Transcribe each record exactly, but omit pictures.

---------- Available data ----------

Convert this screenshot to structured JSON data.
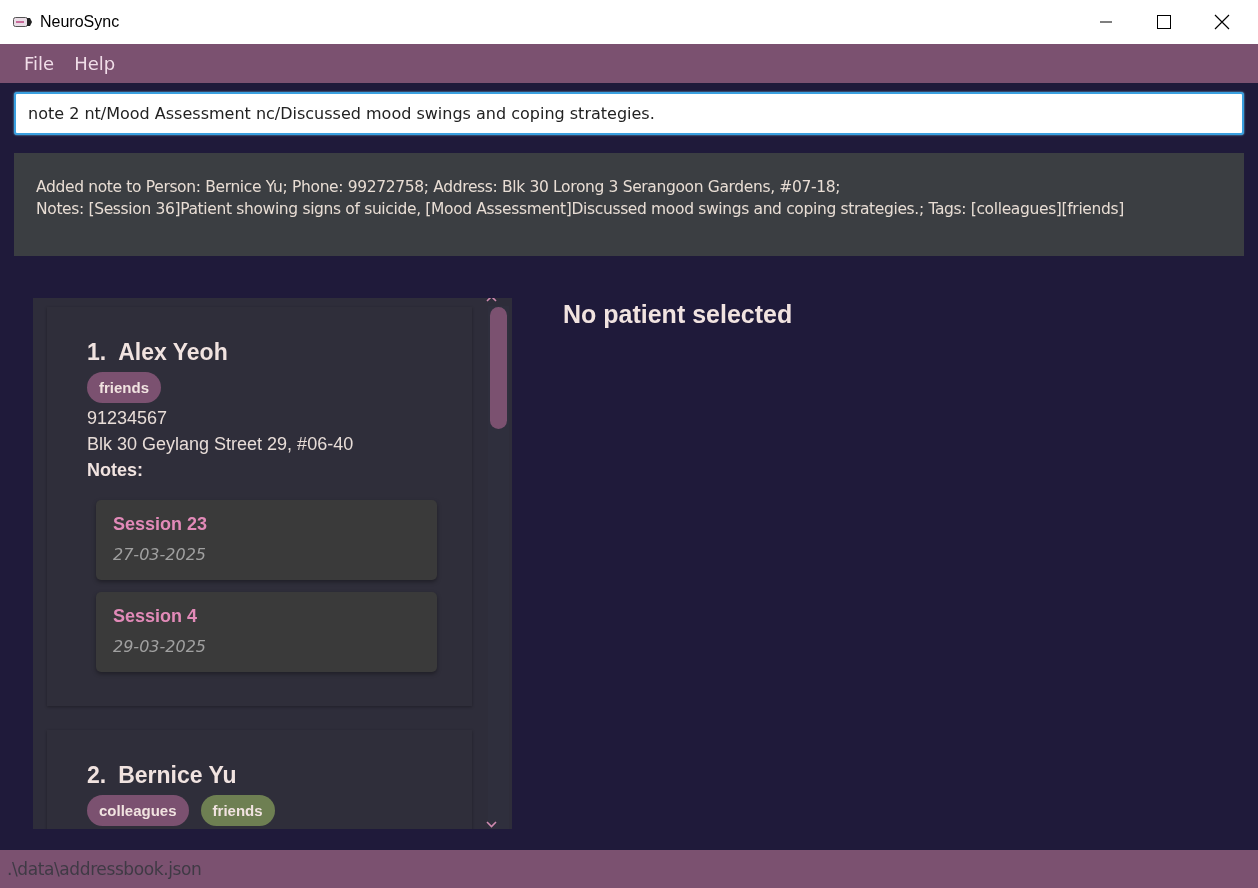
{
  "window": {
    "title": "NeuroSync"
  },
  "menu": [
    {
      "label": "File"
    },
    {
      "label": "Help"
    }
  ],
  "command": {
    "value": "note 2 nt/Mood Assessment nc/Discussed mood swings and coping strategies."
  },
  "result": {
    "lines": [
      "Added note to Person: Bernice Yu; Phone: 99272758; Address: Blk 30 Lorong 3 Serangoon Gardens, #07-18;",
      "Notes: [Session 36]Patient showing signs of suicide, [Mood Assessment]Discussed mood swings and coping strategies.; Tags: [colleagues][friends]"
    ]
  },
  "patients": [
    {
      "index": "1.",
      "name": "Alex Yeoh",
      "tags": [
        {
          "label": "friends",
          "color": "#7b5170"
        }
      ],
      "phone": "91234567",
      "address": "Blk 30 Geylang Street 29, #06-40",
      "notes_label": "Notes:",
      "notes": [
        {
          "title": "Session 23",
          "date": "27-03-2025"
        },
        {
          "title": "Session 4",
          "date": "29-03-2025"
        }
      ]
    },
    {
      "index": "2.",
      "name": "Bernice Yu",
      "tags": [
        {
          "label": "colleagues",
          "color": "#7b5170"
        },
        {
          "label": "friends",
          "color": "#6e7f52"
        }
      ]
    }
  ],
  "detail": {
    "message": "No patient selected"
  },
  "status_bar": {
    "path": ".\\data\\addressbook.json"
  }
}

----------

▶ Answer space
Convert this screenshot to structured JSON data.
{
  "window": {
    "title": "NeuroSync"
  },
  "menu": [
    {
      "label": "File"
    },
    {
      "label": "Help"
    }
  ],
  "command": {
    "value": "note 2 nt/Mood Assessment nc/Discussed mood swings and coping strategies."
  },
  "result": {
    "lines": [
      "Added note to Person: Bernice Yu; Phone: 99272758; Address: Blk 30 Lorong 3 Serangoon Gardens, #07-18;",
      "Notes: [Session 36]Patient showing signs of suicide, [Mood Assessment]Discussed mood swings and coping strategies.; Tags: [colleagues][friends]"
    ]
  },
  "patients": [
    {
      "index": "1.",
      "name": "Alex Yeoh",
      "tags": [
        {
          "label": "friends",
          "color": "#7b5170"
        }
      ],
      "phone": "91234567",
      "address": "Blk 30 Geylang Street 29, #06-40",
      "notes_label": "Notes:",
      "notes": [
        {
          "title": "Session 23",
          "date": "27-03-2025"
        },
        {
          "title": "Session 4",
          "date": "29-03-2025"
        }
      ]
    },
    {
      "index": "2.",
      "name": "Bernice Yu",
      "tags": [
        {
          "label": "colleagues",
          "color": "#7b5170"
        },
        {
          "label": "friends",
          "color": "#6e7f52"
        }
      ]
    }
  ],
  "detail": {
    "message": "No patient selected"
  },
  "status_bar": {
    "path": ".\\data\\addressbook.json"
  }
}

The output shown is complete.